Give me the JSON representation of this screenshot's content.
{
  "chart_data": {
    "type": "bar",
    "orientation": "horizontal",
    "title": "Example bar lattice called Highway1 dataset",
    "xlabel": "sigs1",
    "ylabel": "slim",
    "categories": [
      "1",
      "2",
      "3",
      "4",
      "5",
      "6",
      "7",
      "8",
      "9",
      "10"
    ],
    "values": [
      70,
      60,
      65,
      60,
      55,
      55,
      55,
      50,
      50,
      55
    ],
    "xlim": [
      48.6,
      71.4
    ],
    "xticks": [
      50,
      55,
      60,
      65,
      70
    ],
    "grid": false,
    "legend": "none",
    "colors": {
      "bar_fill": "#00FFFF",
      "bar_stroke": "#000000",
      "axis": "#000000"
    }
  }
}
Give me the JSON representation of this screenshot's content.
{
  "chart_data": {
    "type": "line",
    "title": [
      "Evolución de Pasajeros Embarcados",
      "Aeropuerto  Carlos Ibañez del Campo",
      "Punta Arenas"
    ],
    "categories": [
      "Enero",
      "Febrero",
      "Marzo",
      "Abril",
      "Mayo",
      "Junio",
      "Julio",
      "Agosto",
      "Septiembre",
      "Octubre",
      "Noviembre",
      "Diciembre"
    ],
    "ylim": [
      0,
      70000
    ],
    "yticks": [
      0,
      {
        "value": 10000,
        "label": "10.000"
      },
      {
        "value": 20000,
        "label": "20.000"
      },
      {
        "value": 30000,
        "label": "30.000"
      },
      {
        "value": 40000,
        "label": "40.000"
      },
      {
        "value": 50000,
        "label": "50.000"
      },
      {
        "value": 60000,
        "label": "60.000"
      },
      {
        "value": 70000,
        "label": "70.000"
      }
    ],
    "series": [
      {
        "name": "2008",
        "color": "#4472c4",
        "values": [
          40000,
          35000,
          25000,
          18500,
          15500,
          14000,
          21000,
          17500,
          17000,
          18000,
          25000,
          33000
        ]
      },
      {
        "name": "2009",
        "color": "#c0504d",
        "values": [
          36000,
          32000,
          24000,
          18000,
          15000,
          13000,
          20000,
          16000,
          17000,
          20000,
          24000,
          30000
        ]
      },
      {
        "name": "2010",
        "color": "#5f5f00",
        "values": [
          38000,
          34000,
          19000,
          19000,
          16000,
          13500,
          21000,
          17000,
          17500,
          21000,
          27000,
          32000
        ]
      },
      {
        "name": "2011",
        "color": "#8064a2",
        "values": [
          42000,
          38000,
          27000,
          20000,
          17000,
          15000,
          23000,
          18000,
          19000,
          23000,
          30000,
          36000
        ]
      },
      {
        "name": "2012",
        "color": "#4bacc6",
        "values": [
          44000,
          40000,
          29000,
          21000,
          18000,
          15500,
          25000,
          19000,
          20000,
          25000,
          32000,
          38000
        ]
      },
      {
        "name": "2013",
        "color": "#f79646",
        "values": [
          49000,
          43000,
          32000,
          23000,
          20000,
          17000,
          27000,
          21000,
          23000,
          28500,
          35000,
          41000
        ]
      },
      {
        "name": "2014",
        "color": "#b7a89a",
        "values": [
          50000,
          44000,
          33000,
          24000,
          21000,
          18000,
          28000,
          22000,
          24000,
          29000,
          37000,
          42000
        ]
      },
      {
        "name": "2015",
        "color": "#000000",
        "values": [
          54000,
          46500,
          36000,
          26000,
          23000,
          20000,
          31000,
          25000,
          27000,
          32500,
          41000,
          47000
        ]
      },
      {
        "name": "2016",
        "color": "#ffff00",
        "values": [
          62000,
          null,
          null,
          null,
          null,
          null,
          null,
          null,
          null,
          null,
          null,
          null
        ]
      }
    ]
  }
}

Written instruction: Take the records above and return them exactly as written.

Task response:
Give me the JSON representation of this screenshot's content.
{
  "chart_data": {
    "type": "bar",
    "orientation": "horizontal",
    "title": "Example bar lattice called Highway1 dataset",
    "xlabel": "sigs1",
    "ylabel": "slim",
    "categories": [
      "1",
      "2",
      "3",
      "4",
      "5",
      "6",
      "7",
      "8",
      "9",
      "10"
    ],
    "values": [
      70,
      60,
      65,
      60,
      55,
      55,
      55,
      50,
      50,
      55
    ],
    "xlim": [
      48.6,
      71.4
    ],
    "xticks": [
      50,
      55,
      60,
      65,
      70
    ],
    "grid": false,
    "legend": "none",
    "colors": {
      "bar_fill": "#00FFFF",
      "bar_stroke": "#000000",
      "axis": "#000000"
    }
  }
}
Give me the JSON representation of this screenshot's content.
{
  "chart_data": {
    "type": "line",
    "title": [
      "Evolución de Pasajeros Embarcados",
      "Aeropuerto  Carlos Ibañez del Campo",
      "Punta Arenas"
    ],
    "categories": [
      "Enero",
      "Febrero",
      "Marzo",
      "Abril",
      "Mayo",
      "Junio",
      "Julio",
      "Agosto",
      "Septiembre",
      "Octubre",
      "Noviembre",
      "Diciembre"
    ],
    "ylim": [
      0,
      70000
    ],
    "yticks": [
      0,
      {
        "value": 10000,
        "label": "10.000"
      },
      {
        "value": 20000,
        "label": "20.000"
      },
      {
        "value": 30000,
        "label": "30.000"
      },
      {
        "value": 40000,
        "label": "40.000"
      },
      {
        "value": 50000,
        "label": "50.000"
      },
      {
        "value": 60000,
        "label": "60.000"
      },
      {
        "value": 70000,
        "label": "70.000"
      }
    ],
    "series": [
      {
        "name": "2008",
        "color": "#4472c4",
        "values": [
          40000,
          35000,
          25000,
          18500,
          15500,
          14000,
          21000,
          17500,
          17000,
          18000,
          25000,
          33000
        ]
      },
      {
        "name": "2009",
        "color": "#c0504d",
        "values": [
          36000,
          32000,
          24000,
          18000,
          15000,
          13000,
          20000,
          16000,
          17000,
          20000,
          24000,
          30000
        ]
      },
      {
        "name": "2010",
        "color": "#5f5f00",
        "values": [
          38000,
          34000,
          19000,
          19000,
          16000,
          13500,
          21000,
          17000,
          17500,
          21000,
          27000,
          32000
        ]
      },
      {
        "name": "2011",
        "color": "#8064a2",
        "values": [
          42000,
          38000,
          27000,
          20000,
          17000,
          15000,
          23000,
          18000,
          19000,
          23000,
          30000,
          36000
        ]
      },
      {
        "name": "2012",
        "color": "#4bacc6",
        "values": [
          44000,
          40000,
          29000,
          21000,
          18000,
          15500,
          25000,
          19000,
          20000,
          25000,
          32000,
          38000
        ]
      },
      {
        "name": "2013",
        "color": "#f79646",
        "values": [
          49000,
          43000,
          32000,
          23000,
          20000,
          17000,
          27000,
          21000,
          23000,
          28500,
          35000,
          41000
        ]
      },
      {
        "name": "2014",
        "color": "#b7a89a",
        "values": [
          50000,
          44000,
          33000,
          24000,
          21000,
          18000,
          28000,
          22000,
          24000,
          29000,
          37000,
          42000
        ]
      },
      {
        "name": "2015",
        "color": "#000000",
        "values": [
          54000,
          46500,
          36000,
          26000,
          23000,
          20000,
          31000,
          25000,
          27000,
          32500,
          41000,
          47000
        ]
      },
      {
        "name": "2016",
        "color": "#ffff00",
        "values": [
          62000,
          null,
          null,
          null,
          null,
          null,
          null,
          null,
          null,
          null,
          null,
          null
        ]
      }
    ]
  }
}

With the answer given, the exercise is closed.